** START OF Task data **
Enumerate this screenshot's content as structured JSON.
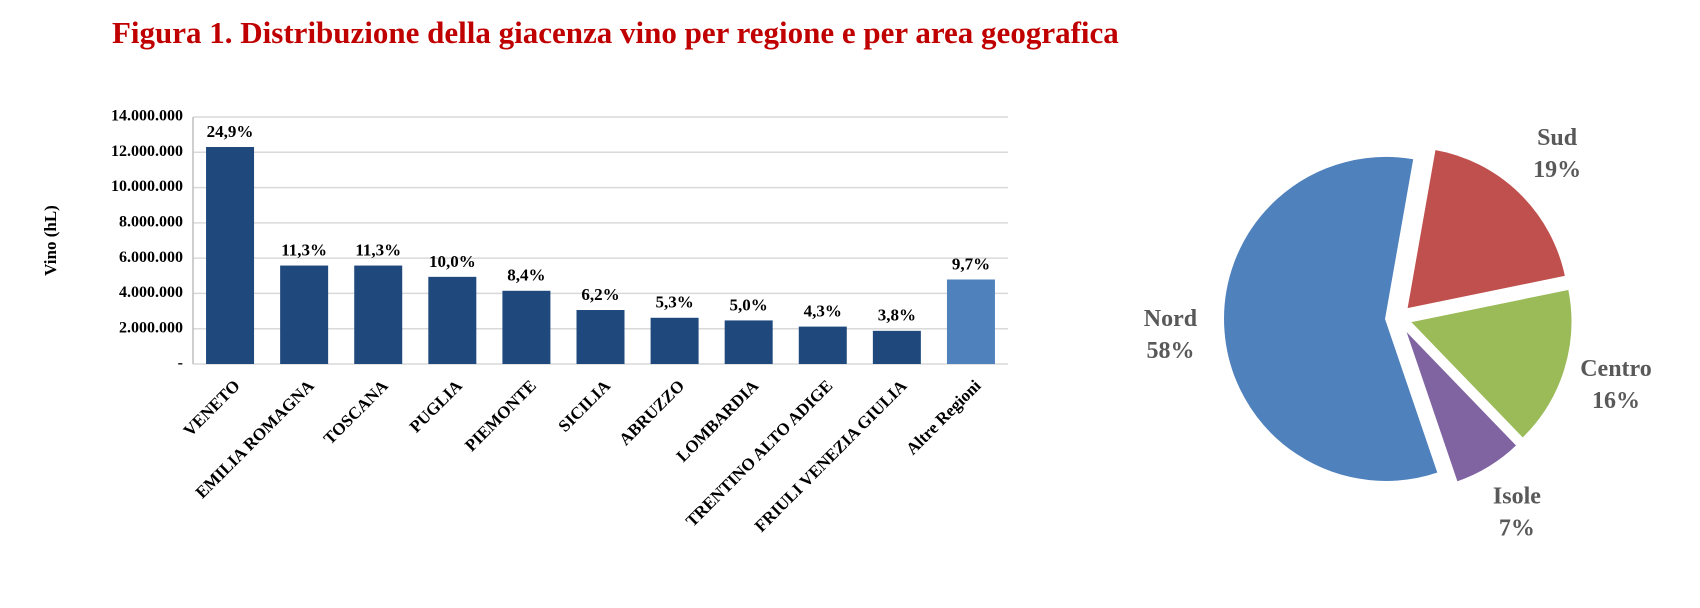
{
  "title": "Figura 1. Distribuzione della giacenza vino per regione e per area geografica",
  "chart_data": [
    {
      "type": "bar",
      "y_label": "Vino (hL)",
      "categories": [
        "VENETO",
        "EMILIA ROMAGNA",
        "TOSCANA",
        "PUGLIA",
        "PIEMONTE",
        "SICILIA",
        "ABRUZZO",
        "LOMBARDIA",
        "TRENTINO ALTO ADIGE",
        "FRIULI VENEZIA GIULIA",
        "Altre Regioni"
      ],
      "values": [
        12300000,
        5580000,
        5580000,
        4940000,
        4150000,
        3060000,
        2620000,
        2470000,
        2120000,
        1880000,
        4790000
      ],
      "bar_labels": [
        "24,9%",
        "11,3%",
        "11,3%",
        "10,0%",
        "8,4%",
        "6,2%",
        "5,3%",
        "5,0%",
        "4,3%",
        "3,8%",
        "9,7%"
      ],
      "colors": [
        "#1f497d",
        "#1f497d",
        "#1f497d",
        "#1f497d",
        "#1f497d",
        "#1f497d",
        "#1f497d",
        "#1f497d",
        "#1f497d",
        "#1f497d",
        "#4f81bd"
      ],
      "ylim": [
        0,
        14000000
      ],
      "yticks": [
        {
          "value": 0,
          "label": "-"
        },
        {
          "value": 2000000,
          "label": "2.000.000"
        },
        {
          "value": 4000000,
          "label": "4.000.000"
        },
        {
          "value": 6000000,
          "label": "6.000.000"
        },
        {
          "value": 8000000,
          "label": "8.000.000"
        },
        {
          "value": 10000000,
          "label": "10.000.000"
        },
        {
          "value": 12000000,
          "label": "12.000.000"
        },
        {
          "value": 14000000,
          "label": "14.000.000"
        }
      ],
      "grid": true
    },
    {
      "type": "pie",
      "categories": [
        "Sud",
        "Centro",
        "Isole",
        "Nord"
      ],
      "values": [
        19,
        16,
        7,
        58
      ],
      "value_labels": [
        "19%",
        "16%",
        "7%",
        "58%"
      ],
      "colors": [
        "#c0504d",
        "#9bbb59",
        "#8064a2",
        "#4f81bd"
      ],
      "exploded": true
    }
  ]
}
** END OF Task data **
**Instructions for the task**
Reproduce the data word for word, excluding its pictures.

**Exercise solution**
Enumerate this screenshot's content as structured JSON.
{
  "title": "Figura 1. Distribuzione della giacenza vino per regione e per area geografica",
  "chart_data": [
    {
      "type": "bar",
      "y_label": "Vino (hL)",
      "categories": [
        "VENETO",
        "EMILIA ROMAGNA",
        "TOSCANA",
        "PUGLIA",
        "PIEMONTE",
        "SICILIA",
        "ABRUZZO",
        "LOMBARDIA",
        "TRENTINO ALTO ADIGE",
        "FRIULI VENEZIA GIULIA",
        "Altre Regioni"
      ],
      "values": [
        12300000,
        5580000,
        5580000,
        4940000,
        4150000,
        3060000,
        2620000,
        2470000,
        2120000,
        1880000,
        4790000
      ],
      "bar_labels": [
        "24,9%",
        "11,3%",
        "11,3%",
        "10,0%",
        "8,4%",
        "6,2%",
        "5,3%",
        "5,0%",
        "4,3%",
        "3,8%",
        "9,7%"
      ],
      "colors": [
        "#1f497d",
        "#1f497d",
        "#1f497d",
        "#1f497d",
        "#1f497d",
        "#1f497d",
        "#1f497d",
        "#1f497d",
        "#1f497d",
        "#1f497d",
        "#4f81bd"
      ],
      "ylim": [
        0,
        14000000
      ],
      "yticks": [
        {
          "value": 0,
          "label": "-"
        },
        {
          "value": 2000000,
          "label": "2.000.000"
        },
        {
          "value": 4000000,
          "label": "4.000.000"
        },
        {
          "value": 6000000,
          "label": "6.000.000"
        },
        {
          "value": 8000000,
          "label": "8.000.000"
        },
        {
          "value": 10000000,
          "label": "10.000.000"
        },
        {
          "value": 12000000,
          "label": "12.000.000"
        },
        {
          "value": 14000000,
          "label": "14.000.000"
        }
      ],
      "grid": true
    },
    {
      "type": "pie",
      "categories": [
        "Sud",
        "Centro",
        "Isole",
        "Nord"
      ],
      "values": [
        19,
        16,
        7,
        58
      ],
      "value_labels": [
        "19%",
        "16%",
        "7%",
        "58%"
      ],
      "colors": [
        "#c0504d",
        "#9bbb59",
        "#8064a2",
        "#4f81bd"
      ],
      "exploded": true
    }
  ]
}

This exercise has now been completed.